- **Exercise details**: Check each line of the material below for "Quantiles", then copy the ones that contain it.

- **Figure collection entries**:
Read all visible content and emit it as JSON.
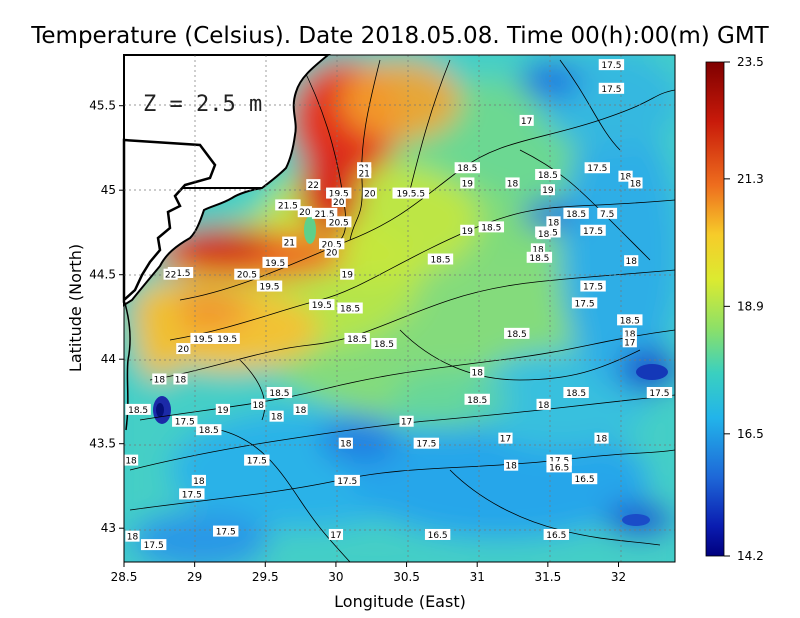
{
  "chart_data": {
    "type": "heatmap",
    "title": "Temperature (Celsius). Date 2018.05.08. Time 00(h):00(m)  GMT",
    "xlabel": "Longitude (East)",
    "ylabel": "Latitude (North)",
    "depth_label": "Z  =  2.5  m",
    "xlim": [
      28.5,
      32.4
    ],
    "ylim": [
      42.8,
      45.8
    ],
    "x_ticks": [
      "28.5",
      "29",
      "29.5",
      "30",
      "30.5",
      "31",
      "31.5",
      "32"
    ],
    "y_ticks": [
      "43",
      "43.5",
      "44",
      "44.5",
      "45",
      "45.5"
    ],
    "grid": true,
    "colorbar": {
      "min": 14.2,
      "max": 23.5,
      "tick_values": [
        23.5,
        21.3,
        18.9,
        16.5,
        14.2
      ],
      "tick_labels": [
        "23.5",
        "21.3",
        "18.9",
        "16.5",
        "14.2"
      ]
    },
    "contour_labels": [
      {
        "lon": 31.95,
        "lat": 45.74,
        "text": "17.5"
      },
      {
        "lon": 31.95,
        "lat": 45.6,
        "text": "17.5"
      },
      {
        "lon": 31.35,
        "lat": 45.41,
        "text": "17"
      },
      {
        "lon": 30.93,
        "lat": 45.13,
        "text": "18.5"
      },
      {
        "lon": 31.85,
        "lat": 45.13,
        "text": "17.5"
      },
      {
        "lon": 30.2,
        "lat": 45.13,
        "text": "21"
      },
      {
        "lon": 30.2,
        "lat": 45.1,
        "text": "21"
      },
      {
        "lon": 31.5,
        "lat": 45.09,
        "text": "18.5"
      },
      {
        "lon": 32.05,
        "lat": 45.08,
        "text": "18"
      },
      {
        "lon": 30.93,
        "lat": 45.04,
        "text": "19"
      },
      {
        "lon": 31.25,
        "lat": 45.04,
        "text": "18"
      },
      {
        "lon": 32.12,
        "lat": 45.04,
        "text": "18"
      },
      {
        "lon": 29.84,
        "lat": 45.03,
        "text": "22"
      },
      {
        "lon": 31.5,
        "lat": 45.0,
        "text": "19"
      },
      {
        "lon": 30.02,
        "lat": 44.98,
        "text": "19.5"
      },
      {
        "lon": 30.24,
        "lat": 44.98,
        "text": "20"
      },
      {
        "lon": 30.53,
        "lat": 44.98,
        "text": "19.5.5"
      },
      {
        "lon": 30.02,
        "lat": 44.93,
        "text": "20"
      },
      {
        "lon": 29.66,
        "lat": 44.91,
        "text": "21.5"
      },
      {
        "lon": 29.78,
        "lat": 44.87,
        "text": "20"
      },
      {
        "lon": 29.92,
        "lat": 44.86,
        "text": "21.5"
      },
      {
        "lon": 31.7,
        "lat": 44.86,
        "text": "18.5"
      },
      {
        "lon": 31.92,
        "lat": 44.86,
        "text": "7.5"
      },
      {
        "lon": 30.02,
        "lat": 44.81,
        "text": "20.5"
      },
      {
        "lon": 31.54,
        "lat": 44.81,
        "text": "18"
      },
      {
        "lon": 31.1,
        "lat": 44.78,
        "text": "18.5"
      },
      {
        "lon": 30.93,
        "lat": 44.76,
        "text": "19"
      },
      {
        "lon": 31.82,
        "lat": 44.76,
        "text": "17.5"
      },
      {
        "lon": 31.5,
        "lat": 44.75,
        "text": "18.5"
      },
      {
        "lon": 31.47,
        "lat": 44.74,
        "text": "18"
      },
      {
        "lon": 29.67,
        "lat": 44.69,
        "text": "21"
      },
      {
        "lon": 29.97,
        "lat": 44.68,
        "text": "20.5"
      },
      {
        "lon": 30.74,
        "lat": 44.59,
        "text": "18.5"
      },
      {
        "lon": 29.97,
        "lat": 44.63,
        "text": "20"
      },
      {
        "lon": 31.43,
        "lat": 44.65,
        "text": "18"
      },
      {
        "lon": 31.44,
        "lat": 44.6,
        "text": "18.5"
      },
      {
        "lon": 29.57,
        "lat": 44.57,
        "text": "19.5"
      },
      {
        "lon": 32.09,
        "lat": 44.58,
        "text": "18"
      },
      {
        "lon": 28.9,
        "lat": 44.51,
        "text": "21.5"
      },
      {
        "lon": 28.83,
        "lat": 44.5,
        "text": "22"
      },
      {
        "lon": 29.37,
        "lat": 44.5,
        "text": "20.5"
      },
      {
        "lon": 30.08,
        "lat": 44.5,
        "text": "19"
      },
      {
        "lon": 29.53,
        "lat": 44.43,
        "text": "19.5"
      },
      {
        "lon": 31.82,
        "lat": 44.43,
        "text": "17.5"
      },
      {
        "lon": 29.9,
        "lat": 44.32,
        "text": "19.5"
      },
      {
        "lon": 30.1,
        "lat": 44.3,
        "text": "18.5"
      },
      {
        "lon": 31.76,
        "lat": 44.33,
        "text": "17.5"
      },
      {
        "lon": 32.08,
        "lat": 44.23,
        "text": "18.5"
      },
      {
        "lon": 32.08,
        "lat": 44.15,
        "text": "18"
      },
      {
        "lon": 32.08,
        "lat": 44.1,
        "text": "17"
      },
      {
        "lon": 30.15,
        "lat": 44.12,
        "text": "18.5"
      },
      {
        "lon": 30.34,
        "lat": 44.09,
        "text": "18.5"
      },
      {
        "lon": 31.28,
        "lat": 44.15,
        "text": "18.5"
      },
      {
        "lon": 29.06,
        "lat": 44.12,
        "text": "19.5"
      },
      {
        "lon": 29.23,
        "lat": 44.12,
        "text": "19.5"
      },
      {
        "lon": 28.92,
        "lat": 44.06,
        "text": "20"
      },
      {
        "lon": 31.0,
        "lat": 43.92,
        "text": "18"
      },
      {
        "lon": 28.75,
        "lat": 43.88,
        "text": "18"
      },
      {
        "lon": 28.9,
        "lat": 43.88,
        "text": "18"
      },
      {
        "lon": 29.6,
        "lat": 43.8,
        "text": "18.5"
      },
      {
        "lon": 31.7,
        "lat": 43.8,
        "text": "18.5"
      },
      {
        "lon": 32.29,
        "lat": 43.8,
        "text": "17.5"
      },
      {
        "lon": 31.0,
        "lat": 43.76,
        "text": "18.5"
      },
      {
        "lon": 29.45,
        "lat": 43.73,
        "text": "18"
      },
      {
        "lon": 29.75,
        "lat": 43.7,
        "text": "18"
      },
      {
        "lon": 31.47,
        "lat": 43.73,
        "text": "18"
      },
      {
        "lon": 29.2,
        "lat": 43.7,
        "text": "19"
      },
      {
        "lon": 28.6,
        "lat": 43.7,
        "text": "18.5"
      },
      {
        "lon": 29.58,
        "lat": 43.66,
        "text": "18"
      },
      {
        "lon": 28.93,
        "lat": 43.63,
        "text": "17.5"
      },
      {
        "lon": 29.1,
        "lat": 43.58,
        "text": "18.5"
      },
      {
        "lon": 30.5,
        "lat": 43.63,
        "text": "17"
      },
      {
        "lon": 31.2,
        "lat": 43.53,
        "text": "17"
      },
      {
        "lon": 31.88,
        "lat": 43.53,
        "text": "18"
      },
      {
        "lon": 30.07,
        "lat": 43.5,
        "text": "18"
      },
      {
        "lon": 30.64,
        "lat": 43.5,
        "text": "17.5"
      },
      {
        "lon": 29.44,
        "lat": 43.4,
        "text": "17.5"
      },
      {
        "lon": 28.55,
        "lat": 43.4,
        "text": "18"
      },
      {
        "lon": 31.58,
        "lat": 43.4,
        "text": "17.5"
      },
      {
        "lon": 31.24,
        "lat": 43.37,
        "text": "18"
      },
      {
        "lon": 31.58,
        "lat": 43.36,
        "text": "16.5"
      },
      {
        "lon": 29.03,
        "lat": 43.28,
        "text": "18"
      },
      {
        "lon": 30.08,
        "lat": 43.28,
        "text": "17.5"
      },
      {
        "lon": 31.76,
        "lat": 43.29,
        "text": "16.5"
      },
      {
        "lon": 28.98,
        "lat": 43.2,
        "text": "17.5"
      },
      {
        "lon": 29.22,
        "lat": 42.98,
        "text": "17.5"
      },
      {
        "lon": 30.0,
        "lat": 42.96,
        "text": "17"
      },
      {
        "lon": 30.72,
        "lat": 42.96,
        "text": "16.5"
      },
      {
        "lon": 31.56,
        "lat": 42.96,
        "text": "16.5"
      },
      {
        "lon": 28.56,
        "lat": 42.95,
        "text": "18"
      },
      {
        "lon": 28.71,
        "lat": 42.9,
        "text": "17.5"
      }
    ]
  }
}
...
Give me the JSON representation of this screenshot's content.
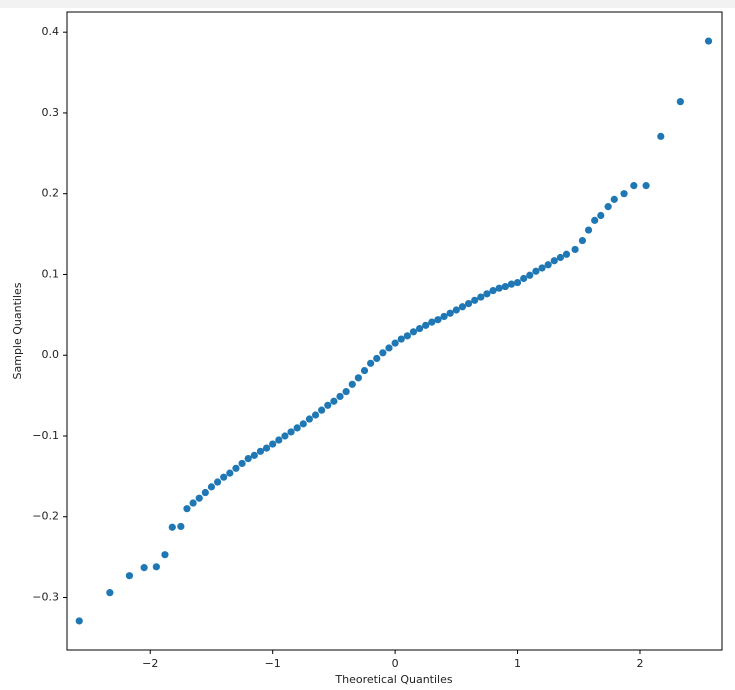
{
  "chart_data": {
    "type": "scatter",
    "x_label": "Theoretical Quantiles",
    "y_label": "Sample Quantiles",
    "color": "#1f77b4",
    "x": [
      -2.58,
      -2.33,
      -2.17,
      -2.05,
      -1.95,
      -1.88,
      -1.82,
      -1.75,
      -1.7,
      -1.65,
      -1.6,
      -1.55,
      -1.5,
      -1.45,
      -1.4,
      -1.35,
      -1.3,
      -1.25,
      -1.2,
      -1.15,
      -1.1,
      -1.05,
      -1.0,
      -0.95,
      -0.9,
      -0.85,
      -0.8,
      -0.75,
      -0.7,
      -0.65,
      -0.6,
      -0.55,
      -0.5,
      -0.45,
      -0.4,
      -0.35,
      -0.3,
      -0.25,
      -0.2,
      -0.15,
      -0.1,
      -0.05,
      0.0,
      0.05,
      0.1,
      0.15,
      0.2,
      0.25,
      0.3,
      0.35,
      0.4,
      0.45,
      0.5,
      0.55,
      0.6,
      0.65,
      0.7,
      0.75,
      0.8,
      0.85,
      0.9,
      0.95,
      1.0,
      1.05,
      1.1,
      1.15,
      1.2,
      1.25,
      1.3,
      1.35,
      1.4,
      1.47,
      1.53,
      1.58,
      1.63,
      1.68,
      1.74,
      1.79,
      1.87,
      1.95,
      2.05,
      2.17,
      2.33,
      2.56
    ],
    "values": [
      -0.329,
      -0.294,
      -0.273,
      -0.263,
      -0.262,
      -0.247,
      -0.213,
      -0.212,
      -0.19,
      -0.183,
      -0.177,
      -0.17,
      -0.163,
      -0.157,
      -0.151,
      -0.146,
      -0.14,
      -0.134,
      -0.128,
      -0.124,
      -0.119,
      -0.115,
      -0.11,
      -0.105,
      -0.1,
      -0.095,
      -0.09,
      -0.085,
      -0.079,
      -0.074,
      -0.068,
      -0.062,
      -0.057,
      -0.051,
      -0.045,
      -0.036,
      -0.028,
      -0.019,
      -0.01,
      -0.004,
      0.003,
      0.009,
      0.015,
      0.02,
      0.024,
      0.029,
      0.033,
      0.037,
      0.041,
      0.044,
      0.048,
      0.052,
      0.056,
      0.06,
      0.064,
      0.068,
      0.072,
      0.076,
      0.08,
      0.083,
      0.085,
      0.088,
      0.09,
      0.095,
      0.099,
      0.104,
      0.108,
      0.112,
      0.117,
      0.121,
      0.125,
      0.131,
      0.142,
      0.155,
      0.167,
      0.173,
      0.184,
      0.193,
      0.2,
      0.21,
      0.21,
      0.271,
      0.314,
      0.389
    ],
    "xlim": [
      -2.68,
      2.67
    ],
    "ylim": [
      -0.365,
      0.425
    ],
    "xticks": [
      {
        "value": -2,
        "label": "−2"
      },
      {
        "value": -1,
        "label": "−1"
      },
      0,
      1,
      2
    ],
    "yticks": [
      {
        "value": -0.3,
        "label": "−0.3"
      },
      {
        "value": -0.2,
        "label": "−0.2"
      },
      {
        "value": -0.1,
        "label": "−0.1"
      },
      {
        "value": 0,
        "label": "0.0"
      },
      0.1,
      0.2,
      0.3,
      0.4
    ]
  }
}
--
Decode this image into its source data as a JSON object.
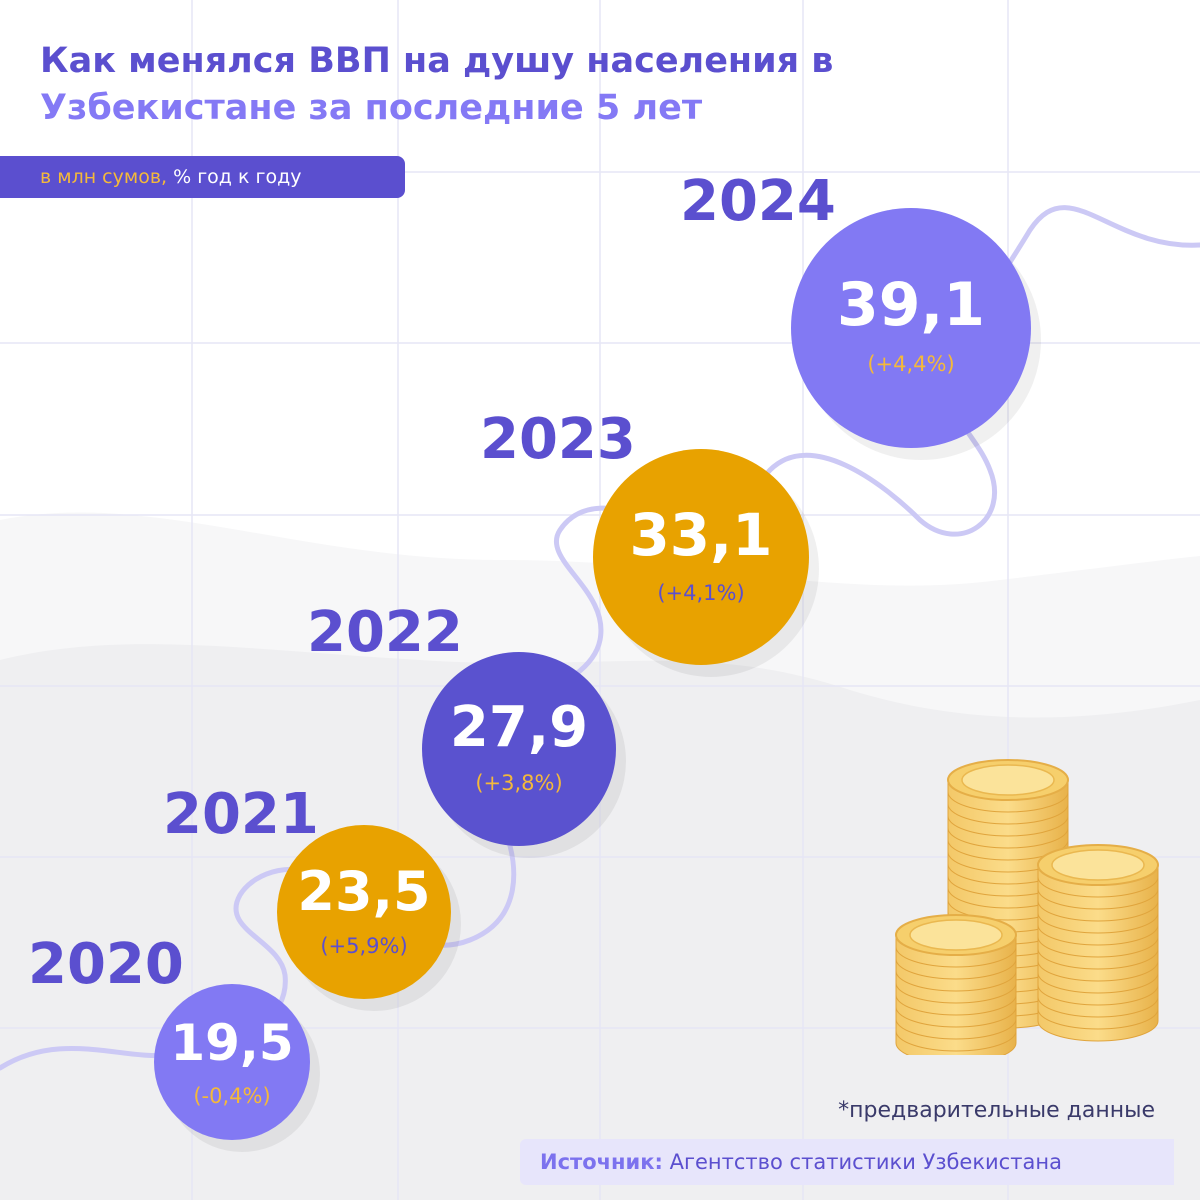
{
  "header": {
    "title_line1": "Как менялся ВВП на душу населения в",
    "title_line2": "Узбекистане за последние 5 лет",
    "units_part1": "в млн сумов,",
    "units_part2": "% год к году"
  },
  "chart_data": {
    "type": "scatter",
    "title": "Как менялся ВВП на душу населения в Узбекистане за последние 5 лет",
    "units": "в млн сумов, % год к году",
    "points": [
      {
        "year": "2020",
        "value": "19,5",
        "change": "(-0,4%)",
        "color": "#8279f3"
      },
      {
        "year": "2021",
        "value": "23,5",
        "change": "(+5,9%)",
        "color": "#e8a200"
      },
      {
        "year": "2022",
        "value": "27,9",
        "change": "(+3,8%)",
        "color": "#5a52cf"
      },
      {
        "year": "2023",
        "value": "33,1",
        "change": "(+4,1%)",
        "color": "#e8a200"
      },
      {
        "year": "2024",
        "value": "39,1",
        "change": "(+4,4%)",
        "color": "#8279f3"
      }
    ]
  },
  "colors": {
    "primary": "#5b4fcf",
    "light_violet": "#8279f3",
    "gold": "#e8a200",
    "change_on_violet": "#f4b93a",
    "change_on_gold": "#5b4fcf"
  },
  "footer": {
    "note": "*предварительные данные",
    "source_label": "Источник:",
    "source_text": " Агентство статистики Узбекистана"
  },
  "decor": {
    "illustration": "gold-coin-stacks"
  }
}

- **Correct answer**:
    "x_label": "Theoretical Quantiles",
    "y_label": "Sample Quantiles",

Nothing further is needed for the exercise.